_EXTRACTED MATERIAL_.
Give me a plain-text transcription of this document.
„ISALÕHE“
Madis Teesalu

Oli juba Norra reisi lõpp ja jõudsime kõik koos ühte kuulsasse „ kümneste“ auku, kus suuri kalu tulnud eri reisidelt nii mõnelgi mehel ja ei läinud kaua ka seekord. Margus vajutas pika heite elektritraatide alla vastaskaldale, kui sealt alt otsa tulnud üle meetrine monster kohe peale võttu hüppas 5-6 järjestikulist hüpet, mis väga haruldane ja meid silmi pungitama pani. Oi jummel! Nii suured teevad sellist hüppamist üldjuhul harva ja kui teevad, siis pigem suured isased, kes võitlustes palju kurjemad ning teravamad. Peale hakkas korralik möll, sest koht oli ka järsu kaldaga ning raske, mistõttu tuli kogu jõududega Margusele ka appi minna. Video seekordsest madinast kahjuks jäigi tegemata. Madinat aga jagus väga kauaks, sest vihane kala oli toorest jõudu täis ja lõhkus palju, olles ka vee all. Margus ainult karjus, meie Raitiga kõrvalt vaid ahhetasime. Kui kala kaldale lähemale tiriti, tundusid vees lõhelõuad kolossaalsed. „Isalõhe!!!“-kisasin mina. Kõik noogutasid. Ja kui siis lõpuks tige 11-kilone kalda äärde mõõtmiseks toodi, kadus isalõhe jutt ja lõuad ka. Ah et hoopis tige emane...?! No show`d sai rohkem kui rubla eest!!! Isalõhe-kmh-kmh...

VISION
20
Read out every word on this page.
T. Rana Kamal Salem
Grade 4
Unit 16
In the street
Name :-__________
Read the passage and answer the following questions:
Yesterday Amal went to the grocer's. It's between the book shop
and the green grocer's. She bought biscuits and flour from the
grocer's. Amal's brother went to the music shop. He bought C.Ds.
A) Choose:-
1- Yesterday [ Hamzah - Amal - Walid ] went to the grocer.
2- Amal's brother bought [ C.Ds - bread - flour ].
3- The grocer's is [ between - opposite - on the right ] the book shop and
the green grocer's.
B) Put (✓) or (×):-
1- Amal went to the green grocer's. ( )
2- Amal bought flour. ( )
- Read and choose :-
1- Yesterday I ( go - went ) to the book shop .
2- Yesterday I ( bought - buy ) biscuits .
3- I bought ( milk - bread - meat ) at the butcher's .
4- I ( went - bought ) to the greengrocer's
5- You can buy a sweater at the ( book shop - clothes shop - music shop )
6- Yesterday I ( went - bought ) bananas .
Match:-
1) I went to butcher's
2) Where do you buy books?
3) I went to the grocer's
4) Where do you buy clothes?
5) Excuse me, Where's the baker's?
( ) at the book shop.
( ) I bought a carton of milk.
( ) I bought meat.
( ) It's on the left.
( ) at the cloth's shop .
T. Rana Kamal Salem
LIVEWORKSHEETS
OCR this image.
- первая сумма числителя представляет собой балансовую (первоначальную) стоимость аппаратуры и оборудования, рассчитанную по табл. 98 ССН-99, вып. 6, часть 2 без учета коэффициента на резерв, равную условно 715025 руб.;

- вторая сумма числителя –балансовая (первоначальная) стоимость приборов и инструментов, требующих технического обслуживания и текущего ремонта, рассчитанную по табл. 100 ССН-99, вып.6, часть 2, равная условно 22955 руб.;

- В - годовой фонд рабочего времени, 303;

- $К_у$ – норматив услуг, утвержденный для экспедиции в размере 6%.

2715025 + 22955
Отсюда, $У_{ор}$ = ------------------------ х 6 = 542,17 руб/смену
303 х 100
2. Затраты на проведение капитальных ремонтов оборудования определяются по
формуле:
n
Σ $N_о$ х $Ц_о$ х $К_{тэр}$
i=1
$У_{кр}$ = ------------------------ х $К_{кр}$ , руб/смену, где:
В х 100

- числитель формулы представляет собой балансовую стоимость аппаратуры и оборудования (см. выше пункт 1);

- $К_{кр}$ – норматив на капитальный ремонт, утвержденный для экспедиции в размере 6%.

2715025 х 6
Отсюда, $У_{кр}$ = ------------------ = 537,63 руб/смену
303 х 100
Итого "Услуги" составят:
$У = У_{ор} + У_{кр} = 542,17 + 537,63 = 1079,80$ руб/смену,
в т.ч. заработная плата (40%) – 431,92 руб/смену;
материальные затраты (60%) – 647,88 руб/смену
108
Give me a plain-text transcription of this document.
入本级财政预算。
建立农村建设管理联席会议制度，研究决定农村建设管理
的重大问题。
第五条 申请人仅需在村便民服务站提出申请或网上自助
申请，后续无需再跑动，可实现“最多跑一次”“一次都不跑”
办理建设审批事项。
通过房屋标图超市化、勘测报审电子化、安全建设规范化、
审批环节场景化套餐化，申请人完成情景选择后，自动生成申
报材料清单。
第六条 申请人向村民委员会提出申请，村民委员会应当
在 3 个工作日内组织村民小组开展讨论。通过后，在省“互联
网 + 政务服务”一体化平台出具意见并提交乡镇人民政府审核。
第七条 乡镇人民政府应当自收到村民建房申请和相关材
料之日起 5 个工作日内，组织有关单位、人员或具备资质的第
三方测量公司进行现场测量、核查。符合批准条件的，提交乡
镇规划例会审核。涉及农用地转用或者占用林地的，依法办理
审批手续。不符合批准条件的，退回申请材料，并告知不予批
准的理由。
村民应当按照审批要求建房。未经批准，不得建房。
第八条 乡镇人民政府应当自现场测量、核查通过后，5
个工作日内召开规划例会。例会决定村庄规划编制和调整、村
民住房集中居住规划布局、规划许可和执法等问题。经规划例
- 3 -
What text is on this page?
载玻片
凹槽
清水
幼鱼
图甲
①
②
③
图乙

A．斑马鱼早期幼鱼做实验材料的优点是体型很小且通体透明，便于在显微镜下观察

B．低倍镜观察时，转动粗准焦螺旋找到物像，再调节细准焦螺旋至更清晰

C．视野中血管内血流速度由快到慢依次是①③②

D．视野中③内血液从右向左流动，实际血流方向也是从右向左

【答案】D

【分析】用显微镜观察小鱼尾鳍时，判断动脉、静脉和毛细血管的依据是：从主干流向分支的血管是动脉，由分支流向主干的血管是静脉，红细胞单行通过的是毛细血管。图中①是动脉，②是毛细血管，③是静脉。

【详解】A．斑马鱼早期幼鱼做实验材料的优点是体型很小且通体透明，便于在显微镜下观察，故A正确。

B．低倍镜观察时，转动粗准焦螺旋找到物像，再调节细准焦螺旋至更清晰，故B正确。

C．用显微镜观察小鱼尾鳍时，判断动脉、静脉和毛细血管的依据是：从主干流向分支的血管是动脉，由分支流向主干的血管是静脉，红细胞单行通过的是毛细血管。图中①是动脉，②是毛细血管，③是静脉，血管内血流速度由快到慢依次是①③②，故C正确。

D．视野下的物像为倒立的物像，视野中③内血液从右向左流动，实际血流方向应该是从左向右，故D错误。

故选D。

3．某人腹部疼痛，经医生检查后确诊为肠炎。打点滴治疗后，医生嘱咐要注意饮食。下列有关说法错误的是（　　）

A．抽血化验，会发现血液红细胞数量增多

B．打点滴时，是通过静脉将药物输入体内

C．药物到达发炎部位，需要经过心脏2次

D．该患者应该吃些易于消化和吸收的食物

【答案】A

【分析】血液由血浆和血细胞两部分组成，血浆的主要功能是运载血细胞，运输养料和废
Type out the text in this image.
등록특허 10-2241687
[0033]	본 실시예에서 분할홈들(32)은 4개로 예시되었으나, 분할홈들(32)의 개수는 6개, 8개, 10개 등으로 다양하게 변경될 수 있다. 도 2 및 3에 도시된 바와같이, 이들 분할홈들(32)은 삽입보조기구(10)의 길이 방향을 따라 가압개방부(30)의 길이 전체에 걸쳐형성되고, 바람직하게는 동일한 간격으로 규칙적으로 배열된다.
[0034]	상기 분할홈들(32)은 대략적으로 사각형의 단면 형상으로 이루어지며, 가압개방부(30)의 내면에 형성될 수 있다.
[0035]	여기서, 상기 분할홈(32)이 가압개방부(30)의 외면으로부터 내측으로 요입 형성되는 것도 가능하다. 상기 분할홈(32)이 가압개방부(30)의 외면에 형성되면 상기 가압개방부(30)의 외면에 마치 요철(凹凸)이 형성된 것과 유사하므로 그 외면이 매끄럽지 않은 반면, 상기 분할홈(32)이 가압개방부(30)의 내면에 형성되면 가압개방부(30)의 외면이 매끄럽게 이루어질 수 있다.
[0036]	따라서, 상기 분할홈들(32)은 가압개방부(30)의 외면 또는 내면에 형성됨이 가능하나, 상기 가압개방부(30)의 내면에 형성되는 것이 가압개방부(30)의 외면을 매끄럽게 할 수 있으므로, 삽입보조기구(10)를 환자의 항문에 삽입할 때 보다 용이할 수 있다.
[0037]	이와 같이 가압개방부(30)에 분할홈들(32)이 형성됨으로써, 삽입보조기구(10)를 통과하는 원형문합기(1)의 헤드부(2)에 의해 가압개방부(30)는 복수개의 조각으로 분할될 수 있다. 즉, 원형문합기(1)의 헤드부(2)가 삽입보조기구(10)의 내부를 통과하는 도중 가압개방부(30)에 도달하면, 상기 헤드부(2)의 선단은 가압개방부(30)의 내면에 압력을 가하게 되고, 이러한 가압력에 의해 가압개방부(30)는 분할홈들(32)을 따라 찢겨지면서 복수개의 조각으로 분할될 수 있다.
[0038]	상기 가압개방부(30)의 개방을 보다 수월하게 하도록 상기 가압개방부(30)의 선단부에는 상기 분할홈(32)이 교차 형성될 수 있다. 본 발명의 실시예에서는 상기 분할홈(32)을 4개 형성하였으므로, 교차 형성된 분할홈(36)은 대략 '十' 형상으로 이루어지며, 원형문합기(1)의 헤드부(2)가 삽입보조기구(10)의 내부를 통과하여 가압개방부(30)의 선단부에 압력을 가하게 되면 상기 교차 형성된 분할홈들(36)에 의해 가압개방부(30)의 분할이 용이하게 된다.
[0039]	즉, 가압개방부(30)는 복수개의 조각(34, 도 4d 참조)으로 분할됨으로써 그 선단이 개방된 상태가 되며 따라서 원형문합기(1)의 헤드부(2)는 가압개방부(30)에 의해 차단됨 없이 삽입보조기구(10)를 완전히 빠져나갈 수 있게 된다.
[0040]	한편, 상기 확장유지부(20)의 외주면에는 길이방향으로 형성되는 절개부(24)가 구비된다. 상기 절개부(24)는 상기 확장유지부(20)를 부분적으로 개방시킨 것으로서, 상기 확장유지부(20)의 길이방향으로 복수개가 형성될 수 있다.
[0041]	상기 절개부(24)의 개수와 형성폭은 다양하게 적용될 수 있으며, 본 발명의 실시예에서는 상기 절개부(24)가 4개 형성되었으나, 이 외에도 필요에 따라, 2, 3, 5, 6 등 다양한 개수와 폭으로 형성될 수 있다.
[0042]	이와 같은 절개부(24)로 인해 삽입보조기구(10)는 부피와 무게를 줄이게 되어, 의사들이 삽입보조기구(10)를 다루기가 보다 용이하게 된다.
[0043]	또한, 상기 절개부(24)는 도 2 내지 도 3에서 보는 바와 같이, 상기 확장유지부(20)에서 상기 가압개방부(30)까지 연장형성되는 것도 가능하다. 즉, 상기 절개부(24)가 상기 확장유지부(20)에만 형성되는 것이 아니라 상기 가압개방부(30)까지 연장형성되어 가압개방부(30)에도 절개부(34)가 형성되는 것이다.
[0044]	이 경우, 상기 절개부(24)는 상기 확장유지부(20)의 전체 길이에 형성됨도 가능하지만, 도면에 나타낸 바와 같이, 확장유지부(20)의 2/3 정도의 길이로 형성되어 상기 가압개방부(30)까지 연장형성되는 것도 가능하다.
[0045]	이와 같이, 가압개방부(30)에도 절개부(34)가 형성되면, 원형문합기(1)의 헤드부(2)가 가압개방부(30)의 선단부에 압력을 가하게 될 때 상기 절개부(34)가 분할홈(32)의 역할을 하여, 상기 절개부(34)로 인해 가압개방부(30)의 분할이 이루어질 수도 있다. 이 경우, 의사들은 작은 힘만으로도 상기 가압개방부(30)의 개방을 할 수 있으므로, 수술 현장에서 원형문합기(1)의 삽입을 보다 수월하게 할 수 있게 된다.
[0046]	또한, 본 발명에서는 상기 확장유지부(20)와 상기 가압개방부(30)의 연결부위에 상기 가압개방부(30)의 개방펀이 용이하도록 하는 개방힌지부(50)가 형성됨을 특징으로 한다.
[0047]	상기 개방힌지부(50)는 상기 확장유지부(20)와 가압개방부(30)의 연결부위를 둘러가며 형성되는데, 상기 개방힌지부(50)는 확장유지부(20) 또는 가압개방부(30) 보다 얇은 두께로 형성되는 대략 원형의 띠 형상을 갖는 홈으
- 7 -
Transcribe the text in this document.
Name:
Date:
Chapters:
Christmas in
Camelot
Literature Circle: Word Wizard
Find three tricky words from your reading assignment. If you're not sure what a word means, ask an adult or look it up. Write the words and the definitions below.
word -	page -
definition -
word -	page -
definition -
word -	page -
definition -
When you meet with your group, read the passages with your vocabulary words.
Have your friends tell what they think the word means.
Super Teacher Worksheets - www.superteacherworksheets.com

_YOUR OBJECTIVE_. Show every line above in which the word "图中①是动脉" occurs.

_TASK RESULT_.
【分析】用显微镜观察小鱼尾鳍时，判断动脉、静脉和毛细血管的依据是：从主干流向分支的血管是动脉，由分支流向主干的血管是静脉，红细胞单行通过的是毛细血管。图中①是动脉，②是毛细血管，③是静脉。
C．用显微镜观察小鱼尾鳍时，判断动脉、静脉和毛细血管的依据是：从主干流向分支的血管是动脉，由分支流向主干的血管是静脉，红细胞单行通过的是毛细血管。图中①是动脉，②是毛细血管，③是静脉，血管内血流速度由快到慢依次是①③②，故C正确。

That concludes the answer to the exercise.